- **Exercise description**:
Repeat, exactly and completely, the material that follows. Omit the pictures.

··· Dataset entries ···

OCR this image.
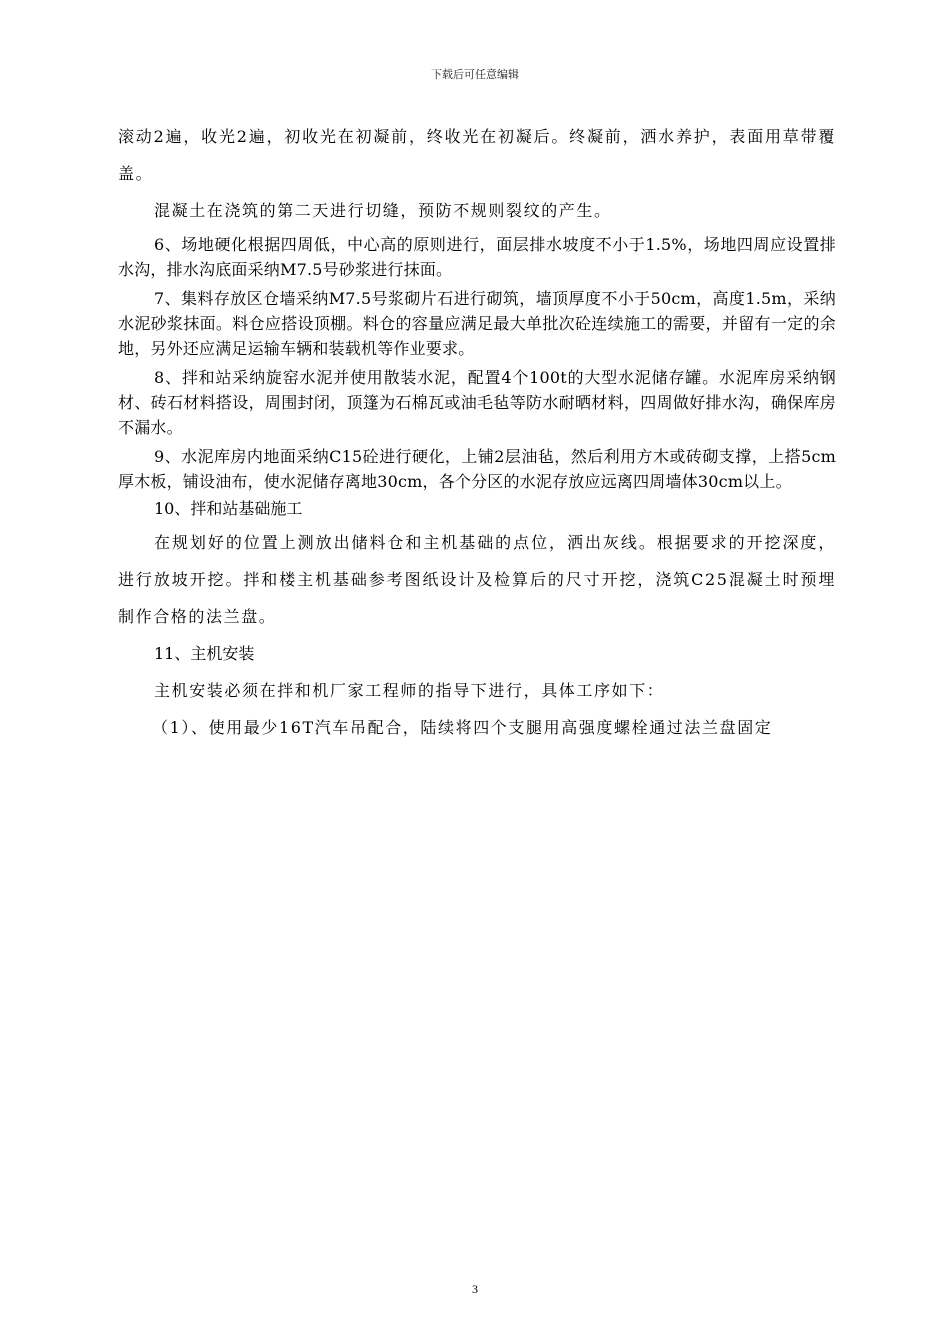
下载后可任意编辑

滚动2遍，收光2遍，初收光在初凝前，终收光在初凝后。终凝前，洒水养护，表面用草带覆盖。

混凝土在浇筑的第二天进行切缝，预防不规则裂纹的产生。

6、场地硬化根据四周低，中心高的原则进行，面层排水坡度不小于1.5%，场地四周应设置排水沟，排水沟底面采纳M7.5号砂浆进行抹面。

7、集料存放区仓墙采纳M7.5号浆砌片石进行砌筑，墙顶厚度不小于50cm，高度1.5m，采纳水泥砂浆抹面。料仓应搭设顶棚。料仓的容量应满足最大单批次砼连续施工的需要，并留有一定的余地，另外还应满足运输车辆和装载机等作业要求。

8、拌和站采纳旋窑水泥并使用散装水泥，配置4个100t的大型水泥储存罐。水泥库房采纳钢材、砖石材料搭设，周围封闭，顶篷为石棉瓦或油毛毡等防水耐晒材料，四周做好排水沟，确保库房不漏水。

9、水泥库房内地面采纳C15砼进行硬化，上铺2层油毡，然后利用方木或砖砌支撑，上搭5cm厚木板，铺设油布，使水泥储存离地30cm，各个分区的水泥存放应远离四周墙体30cm以上。

10、拌和站基础施工

在规划好的位置上测放出储料仓和主机基础的点位，洒出灰线。根据要求的开挖深度，进行放坡开挖。拌和楼主机基础参考图纸设计及检算后的尺寸开挖，浇筑C25混凝土时预埋制作合格的法兰盘。

11、主机安装

主机安装必须在拌和机厂家工程师的指导下进行，具体工序如下：

（1）、使用最少16T汽车吊配合，陆续将四个支腿用高强度螺栓通过法兰盘固定

3
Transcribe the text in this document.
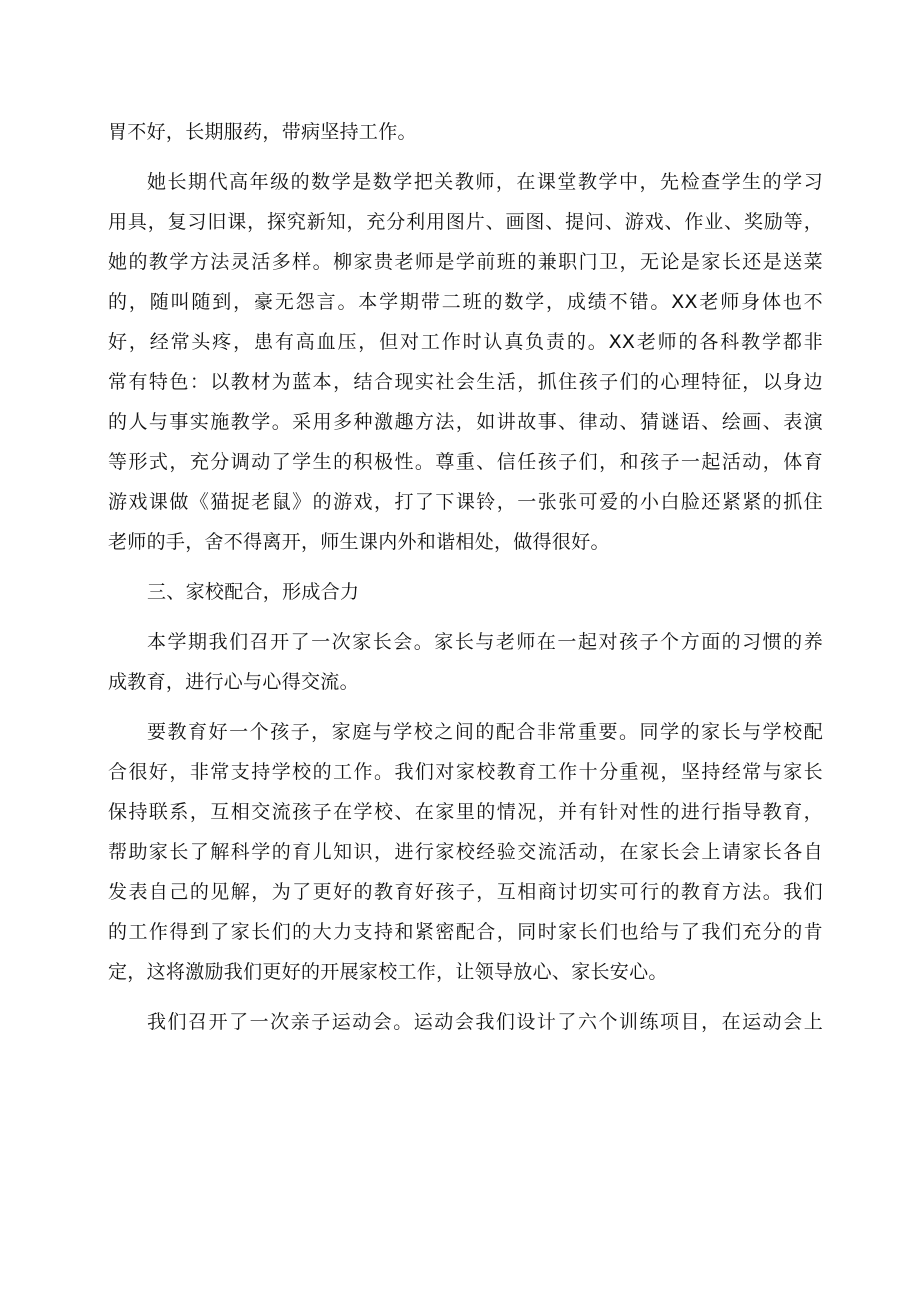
胃不好，长期服药，带病坚持工作。
她长期代高年级的数学是数学把关教师，在课堂教学中，先检查学生的学习
用具，复习旧课，探究新知，充分利用图片、画图、提问、游戏、作业、奖励等，
她的教学方法灵活多样。柳家贵老师是学前班的兼职门卫，无论是家长还是送菜
的，随叫随到，豪无怨言。本学期带二班的数学，成绩不错。XX老师身体也不
好，经常头疼，患有高血压，但对工作时认真负责的。XX老师的各科教学都非
常有特色：以教材为蓝本，结合现实社会生活，抓住孩子们的心理特征，以身边
的人与事实施教学。采用多种激趣方法，如讲故事、律动、猜谜语、绘画、表演
等形式，充分调动了学生的积极性。尊重、信任孩子们，和孩子一起活动，体育
游戏课做《猫捉老鼠》的游戏，打了下课铃，一张张可爱的小白脸还紧紧的抓住
老师的手，舍不得离开，师生课内外和谐相处，做得很好。
三、家校配合，形成合力
本学期我们召开了一次家长会。家长与老师在一起对孩子个方面的习惯的养
成教育，进行心与心得交流。
要教育好一个孩子，家庭与学校之间的配合非常重要。同学的家长与学校配
合很好，非常支持学校的工作。我们对家校教育工作十分重视，坚持经常与家长
保持联系，互相交流孩子在学校、在家里的情况，并有针对性的进行指导教育，
帮助家长了解科学的育儿知识，进行家校经验交流活动，在家长会上请家长各自
发表自己的见解，为了更好的教育好孩子，互相商讨切实可行的教育方法。我们
的工作得到了家长们的大力支持和紧密配合，同时家长们也给与了我们充分的肯
定，这将激励我们更好的开展家校工作，让领导放心、家长安心。
我们召开了一次亲子运动会。运动会我们设计了六个训练项目，在运动会上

···

- **In response**:
OCR this image.
下载后可任意编辑

滚动2遍，收光2遍，初收光在初凝前，终收光在初凝后。终凝前，洒水养护，表面用草带覆盖。

混凝土在浇筑的第二天进行切缝，预防不规则裂纹的产生。

6、场地硬化根据四周低，中心高的原则进行，面层排水坡度不小于1.5%，场地四周应设置排水沟，排水沟底面采纳M7.5号砂浆进行抹面。

7、集料存放区仓墙采纳M7.5号浆砌片石进行砌筑，墙顶厚度不小于50cm，高度1.5m，采纳水泥砂浆抹面。料仓应搭设顶棚。料仓的容量应满足最大单批次砼连续施工的需要，并留有一定的余地，另外还应满足运输车辆和装载机等作业要求。

8、拌和站采纳旋窑水泥并使用散装水泥，配置4个100t的大型水泥储存罐。水泥库房采纳钢材、砖石材料搭设，周围封闭，顶篷为石棉瓦或油毛毡等防水耐晒材料，四周做好排水沟，确保库房不漏水。

9、水泥库房内地面采纳C15砼进行硬化，上铺2层油毡，然后利用方木或砖砌支撑，上搭5cm厚木板，铺设油布，使水泥储存离地30cm，各个分区的水泥存放应远离四周墙体30cm以上。

10、拌和站基础施工

在规划好的位置上测放出储料仓和主机基础的点位，洒出灰线。根据要求的开挖深度，进行放坡开挖。拌和楼主机基础参考图纸设计及检算后的尺寸开挖，浇筑C25混凝土时预埋制作合格的法兰盘。

11、主机安装

主机安装必须在拌和机厂家工程师的指导下进行，具体工序如下：

（1）、使用最少16T汽车吊配合，陆续将四个支腿用高强度螺栓通过法兰盘固定

3
Transcribe the text in this document.
胃不好，长期服药，带病坚持工作。
她长期代高年级的数学是数学把关教师，在课堂教学中，先检查学生的学习
用具，复习旧课，探究新知，充分利用图片、画图、提问、游戏、作业、奖励等，
她的教学方法灵活多样。柳家贵老师是学前班的兼职门卫，无论是家长还是送菜
的，随叫随到，豪无怨言。本学期带二班的数学，成绩不错。XX老师身体也不
好，经常头疼，患有高血压，但对工作时认真负责的。XX老师的各科教学都非
常有特色：以教材为蓝本，结合现实社会生活，抓住孩子们的心理特征，以身边
的人与事实施教学。采用多种激趣方法，如讲故事、律动、猜谜语、绘画、表演
等形式，充分调动了学生的积极性。尊重、信任孩子们，和孩子一起活动，体育
游戏课做《猫捉老鼠》的游戏，打了下课铃，一张张可爱的小白脸还紧紧的抓住
老师的手，舍不得离开，师生课内外和谐相处，做得很好。
三、家校配合，形成合力
本学期我们召开了一次家长会。家长与老师在一起对孩子个方面的习惯的养
成教育，进行心与心得交流。
要教育好一个孩子，家庭与学校之间的配合非常重要。同学的家长与学校配
合很好，非常支持学校的工作。我们对家校教育工作十分重视，坚持经常与家长
保持联系，互相交流孩子在学校、在家里的情况，并有针对性的进行指导教育，
帮助家长了解科学的育儿知识，进行家校经验交流活动，在家长会上请家长各自
发表自己的见解，为了更好的教育好孩子，互相商讨切实可行的教育方法。我们
的工作得到了家长们的大力支持和紧密配合，同时家长们也给与了我们充分的肯
定，这将激励我们更好的开展家校工作，让领导放心、家长安心。
我们召开了一次亲子运动会。运动会我们设计了六个训练项目，在运动会上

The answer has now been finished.